WHAT NEEDS TO BE DONE:
Read the lines below. Copy out any that hold the string "budynków".

━━━ GIVEN DATA ━━━

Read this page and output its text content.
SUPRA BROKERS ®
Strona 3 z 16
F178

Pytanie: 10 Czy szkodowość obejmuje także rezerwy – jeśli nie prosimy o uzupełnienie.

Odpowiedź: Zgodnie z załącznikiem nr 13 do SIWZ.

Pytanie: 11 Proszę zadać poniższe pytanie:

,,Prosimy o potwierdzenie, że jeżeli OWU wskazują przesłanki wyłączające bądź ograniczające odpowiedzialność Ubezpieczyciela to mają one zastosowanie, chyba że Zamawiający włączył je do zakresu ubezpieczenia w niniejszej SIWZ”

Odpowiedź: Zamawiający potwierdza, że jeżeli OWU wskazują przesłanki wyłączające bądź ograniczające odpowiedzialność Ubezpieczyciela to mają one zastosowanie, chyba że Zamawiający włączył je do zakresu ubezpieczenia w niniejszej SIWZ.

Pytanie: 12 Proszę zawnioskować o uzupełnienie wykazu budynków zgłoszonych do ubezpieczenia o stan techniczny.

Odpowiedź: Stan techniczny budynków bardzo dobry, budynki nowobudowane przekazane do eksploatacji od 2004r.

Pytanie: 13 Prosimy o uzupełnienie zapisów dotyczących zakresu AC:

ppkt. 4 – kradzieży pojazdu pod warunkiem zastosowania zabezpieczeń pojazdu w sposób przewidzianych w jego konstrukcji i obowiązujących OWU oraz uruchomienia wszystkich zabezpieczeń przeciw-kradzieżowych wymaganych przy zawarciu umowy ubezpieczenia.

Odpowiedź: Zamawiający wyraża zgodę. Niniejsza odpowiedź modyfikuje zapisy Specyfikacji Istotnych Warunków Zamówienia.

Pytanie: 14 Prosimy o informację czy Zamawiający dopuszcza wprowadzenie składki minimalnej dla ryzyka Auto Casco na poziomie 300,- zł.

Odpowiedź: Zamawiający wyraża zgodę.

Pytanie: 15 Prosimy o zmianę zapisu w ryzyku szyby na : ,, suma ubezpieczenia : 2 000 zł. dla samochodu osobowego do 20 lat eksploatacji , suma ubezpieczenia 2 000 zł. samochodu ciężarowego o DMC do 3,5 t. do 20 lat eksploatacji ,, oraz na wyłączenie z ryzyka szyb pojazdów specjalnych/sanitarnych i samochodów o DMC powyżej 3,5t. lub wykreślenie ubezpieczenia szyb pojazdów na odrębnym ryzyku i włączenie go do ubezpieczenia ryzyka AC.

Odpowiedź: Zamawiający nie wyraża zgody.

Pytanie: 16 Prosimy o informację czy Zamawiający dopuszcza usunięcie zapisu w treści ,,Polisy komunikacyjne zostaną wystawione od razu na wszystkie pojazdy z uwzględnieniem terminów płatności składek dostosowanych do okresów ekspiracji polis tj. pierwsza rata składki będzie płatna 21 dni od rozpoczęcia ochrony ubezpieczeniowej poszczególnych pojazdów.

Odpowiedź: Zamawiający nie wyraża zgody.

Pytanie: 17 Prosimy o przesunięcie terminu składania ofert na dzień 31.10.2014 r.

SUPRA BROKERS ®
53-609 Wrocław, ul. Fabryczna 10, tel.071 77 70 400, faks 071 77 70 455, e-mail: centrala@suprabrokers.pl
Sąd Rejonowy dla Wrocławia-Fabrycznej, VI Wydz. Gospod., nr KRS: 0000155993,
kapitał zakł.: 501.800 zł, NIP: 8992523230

━━━

THE ANSWER:
Pytanie: 12 Proszę zawnioskować o uzupełnienie wykazu budynków zgłoszonych do ubezpieczenia o stan techniczny.
Odpowiedź: Stan techniczny budynków bardzo dobry, budynki nowobudowane przekazane do eksploatacji od 2004r.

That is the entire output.